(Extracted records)
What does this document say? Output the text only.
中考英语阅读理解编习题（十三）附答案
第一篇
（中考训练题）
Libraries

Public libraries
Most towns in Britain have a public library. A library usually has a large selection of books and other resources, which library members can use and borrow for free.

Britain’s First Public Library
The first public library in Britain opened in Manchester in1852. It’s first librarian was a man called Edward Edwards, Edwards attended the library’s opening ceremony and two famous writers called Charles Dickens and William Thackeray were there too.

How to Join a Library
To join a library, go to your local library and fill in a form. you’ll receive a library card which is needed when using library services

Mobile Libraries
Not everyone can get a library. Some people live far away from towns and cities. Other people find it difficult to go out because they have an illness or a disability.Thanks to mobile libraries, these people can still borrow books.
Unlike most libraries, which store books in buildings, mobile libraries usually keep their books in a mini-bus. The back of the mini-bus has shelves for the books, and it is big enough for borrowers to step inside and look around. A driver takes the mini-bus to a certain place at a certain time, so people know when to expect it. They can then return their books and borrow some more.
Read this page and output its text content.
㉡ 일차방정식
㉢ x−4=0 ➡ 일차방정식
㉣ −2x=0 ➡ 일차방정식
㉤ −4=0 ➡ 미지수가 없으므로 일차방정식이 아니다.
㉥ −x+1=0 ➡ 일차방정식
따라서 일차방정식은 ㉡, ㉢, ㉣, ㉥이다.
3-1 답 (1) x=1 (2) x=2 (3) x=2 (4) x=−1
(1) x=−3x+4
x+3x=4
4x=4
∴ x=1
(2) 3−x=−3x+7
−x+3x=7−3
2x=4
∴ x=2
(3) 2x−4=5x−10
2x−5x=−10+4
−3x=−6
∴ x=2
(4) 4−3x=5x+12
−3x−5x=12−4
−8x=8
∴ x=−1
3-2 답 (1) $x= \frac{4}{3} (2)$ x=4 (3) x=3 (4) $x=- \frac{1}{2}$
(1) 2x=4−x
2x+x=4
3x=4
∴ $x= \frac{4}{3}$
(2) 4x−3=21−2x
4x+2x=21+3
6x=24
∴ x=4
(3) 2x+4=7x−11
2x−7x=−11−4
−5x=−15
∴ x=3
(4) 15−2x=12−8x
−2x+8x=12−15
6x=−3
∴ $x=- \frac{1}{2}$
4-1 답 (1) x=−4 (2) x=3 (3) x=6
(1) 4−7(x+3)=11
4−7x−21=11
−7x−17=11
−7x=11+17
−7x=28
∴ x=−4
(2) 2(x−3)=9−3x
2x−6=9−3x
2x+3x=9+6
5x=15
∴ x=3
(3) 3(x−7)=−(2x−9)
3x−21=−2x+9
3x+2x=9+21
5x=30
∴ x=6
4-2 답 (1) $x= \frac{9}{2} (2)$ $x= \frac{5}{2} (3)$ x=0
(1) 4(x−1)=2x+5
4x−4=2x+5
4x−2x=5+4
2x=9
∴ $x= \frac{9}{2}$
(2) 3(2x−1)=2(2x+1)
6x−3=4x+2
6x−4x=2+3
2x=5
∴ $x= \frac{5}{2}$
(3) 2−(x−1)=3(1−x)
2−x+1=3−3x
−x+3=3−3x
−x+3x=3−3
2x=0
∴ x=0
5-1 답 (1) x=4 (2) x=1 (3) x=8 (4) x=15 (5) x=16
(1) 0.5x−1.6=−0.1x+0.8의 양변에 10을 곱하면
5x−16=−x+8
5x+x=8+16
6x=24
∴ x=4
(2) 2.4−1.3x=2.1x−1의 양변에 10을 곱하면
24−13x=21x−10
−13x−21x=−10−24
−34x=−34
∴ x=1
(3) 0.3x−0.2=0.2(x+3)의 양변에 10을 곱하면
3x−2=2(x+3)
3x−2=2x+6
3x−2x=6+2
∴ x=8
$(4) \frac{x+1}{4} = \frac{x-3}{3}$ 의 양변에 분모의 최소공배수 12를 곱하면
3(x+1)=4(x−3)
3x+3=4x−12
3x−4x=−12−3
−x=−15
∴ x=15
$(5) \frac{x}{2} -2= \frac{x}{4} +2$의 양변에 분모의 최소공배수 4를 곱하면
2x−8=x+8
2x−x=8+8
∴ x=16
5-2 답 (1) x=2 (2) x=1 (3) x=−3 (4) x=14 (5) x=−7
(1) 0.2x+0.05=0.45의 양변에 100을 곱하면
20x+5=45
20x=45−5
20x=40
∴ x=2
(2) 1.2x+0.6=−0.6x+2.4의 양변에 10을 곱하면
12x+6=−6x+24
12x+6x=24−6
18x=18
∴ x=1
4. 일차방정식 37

DO THIS: Look through the listing and extract every line with "borrow" in it.

RESULT OF THE TASK:
Most towns in Britain have a public library. A library usually has a large selection of books and other resources, which library members can use and borrow for free.
Not everyone can get a library. Some people live far away from towns and cities. Other people find it difficult to go out because they have an illness or a disability.Thanks to mobile libraries, these people can still borrow books.
Unlike most libraries, which store books in buildings, mobile libraries usually keep their books in a mini-bus. The back of the mini-bus has shelves for the books, and it is big enough for borrowers to step inside and look around. A driver takes the mini-bus to a certain place at a certain time, so people know when to expect it. They can then return their books and borrow some more.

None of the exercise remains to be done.